Reproduce all lines of the listing below in which the word "JSON" occurs.

### Dataset records:
● ● ●
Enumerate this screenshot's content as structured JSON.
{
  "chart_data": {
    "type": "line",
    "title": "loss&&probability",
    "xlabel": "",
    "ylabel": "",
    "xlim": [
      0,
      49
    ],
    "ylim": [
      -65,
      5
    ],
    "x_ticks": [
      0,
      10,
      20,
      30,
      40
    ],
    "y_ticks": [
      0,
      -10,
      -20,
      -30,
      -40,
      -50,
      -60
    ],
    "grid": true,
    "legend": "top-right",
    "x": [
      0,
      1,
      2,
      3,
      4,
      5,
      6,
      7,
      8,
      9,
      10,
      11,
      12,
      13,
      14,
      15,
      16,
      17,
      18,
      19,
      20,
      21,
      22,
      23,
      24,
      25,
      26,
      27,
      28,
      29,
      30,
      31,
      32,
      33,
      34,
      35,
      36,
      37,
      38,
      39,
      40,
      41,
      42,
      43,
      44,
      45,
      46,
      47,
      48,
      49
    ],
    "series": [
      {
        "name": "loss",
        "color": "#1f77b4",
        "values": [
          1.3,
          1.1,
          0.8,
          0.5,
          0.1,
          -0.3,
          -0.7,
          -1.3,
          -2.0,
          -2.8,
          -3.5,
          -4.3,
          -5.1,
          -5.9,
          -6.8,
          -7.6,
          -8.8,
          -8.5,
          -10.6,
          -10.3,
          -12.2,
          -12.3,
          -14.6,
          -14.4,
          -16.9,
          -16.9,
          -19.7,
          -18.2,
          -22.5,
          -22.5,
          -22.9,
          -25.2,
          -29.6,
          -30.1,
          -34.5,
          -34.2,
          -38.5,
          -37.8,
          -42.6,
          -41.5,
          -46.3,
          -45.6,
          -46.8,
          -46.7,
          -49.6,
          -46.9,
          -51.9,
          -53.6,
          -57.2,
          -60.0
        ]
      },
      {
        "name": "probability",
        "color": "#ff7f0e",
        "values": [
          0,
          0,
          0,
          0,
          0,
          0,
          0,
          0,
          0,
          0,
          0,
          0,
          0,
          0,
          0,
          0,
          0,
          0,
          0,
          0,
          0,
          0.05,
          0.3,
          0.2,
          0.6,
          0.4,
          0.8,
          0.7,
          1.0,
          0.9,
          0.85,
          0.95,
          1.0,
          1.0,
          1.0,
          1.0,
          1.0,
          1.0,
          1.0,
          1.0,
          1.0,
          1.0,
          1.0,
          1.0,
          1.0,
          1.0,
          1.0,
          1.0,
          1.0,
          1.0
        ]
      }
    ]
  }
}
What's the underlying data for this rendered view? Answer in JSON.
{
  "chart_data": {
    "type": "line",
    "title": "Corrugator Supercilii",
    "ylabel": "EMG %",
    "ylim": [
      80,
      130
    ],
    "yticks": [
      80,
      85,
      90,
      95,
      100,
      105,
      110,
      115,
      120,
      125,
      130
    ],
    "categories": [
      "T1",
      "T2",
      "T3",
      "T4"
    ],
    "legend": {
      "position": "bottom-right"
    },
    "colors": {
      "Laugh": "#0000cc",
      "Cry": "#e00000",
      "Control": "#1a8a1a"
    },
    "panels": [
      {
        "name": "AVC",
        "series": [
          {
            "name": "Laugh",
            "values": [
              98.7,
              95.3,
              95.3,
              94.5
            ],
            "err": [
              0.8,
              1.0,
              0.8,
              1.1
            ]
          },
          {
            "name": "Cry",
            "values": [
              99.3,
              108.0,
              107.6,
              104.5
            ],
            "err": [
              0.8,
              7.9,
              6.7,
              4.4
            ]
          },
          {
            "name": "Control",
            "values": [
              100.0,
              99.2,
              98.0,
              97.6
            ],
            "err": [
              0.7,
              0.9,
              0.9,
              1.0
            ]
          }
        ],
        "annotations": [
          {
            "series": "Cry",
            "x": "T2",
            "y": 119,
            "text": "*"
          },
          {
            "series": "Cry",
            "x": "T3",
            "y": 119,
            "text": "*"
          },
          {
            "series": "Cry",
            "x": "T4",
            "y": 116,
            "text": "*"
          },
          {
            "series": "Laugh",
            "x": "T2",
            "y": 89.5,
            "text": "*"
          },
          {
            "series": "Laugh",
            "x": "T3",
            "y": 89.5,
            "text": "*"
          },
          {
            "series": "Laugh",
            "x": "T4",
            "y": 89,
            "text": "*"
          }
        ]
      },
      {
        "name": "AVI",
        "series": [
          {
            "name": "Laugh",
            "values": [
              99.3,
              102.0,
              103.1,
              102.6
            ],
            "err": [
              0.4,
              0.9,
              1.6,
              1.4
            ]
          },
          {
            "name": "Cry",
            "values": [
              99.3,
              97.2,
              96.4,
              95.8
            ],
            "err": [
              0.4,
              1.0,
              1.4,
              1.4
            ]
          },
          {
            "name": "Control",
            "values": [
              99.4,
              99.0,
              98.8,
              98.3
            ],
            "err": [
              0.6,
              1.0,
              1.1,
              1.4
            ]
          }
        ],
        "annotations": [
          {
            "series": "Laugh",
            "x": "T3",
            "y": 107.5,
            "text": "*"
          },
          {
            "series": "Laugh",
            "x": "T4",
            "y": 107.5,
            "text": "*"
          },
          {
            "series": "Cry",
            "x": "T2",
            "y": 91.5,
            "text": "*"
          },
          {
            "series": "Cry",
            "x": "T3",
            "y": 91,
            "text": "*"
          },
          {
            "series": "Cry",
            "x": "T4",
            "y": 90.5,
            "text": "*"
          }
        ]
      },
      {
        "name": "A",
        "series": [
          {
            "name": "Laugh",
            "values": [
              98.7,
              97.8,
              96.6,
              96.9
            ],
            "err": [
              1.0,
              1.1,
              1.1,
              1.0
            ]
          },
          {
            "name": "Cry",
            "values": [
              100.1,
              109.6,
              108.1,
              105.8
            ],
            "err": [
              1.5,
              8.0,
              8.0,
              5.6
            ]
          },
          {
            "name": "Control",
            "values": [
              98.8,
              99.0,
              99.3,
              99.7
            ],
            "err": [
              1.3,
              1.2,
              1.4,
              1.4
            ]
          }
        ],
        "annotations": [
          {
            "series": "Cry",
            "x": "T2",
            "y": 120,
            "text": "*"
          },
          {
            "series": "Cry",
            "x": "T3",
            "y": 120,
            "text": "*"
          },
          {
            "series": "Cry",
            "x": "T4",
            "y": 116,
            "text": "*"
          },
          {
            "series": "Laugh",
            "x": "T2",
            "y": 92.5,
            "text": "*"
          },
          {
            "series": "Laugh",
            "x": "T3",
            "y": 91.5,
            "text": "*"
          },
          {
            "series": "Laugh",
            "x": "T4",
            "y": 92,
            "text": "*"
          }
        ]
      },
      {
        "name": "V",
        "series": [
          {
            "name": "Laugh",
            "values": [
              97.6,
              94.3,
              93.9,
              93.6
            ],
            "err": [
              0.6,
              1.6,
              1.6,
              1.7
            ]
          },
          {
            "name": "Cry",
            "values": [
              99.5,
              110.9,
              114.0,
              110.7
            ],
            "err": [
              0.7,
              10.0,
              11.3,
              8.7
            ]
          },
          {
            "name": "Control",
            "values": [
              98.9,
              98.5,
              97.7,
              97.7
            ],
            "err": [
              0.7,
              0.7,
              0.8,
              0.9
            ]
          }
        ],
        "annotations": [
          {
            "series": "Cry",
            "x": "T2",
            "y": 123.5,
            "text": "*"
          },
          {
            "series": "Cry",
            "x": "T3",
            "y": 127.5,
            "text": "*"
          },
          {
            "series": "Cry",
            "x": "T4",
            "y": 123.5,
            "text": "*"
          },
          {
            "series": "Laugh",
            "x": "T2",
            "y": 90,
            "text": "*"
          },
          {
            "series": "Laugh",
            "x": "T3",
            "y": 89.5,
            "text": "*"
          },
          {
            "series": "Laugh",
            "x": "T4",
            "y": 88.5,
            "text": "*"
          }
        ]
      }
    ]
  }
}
● ● ●
### Exercise response:
Enumerate this screenshot's content as structured JSON.
What's the underlying data for this rendered view? Answer in JSON.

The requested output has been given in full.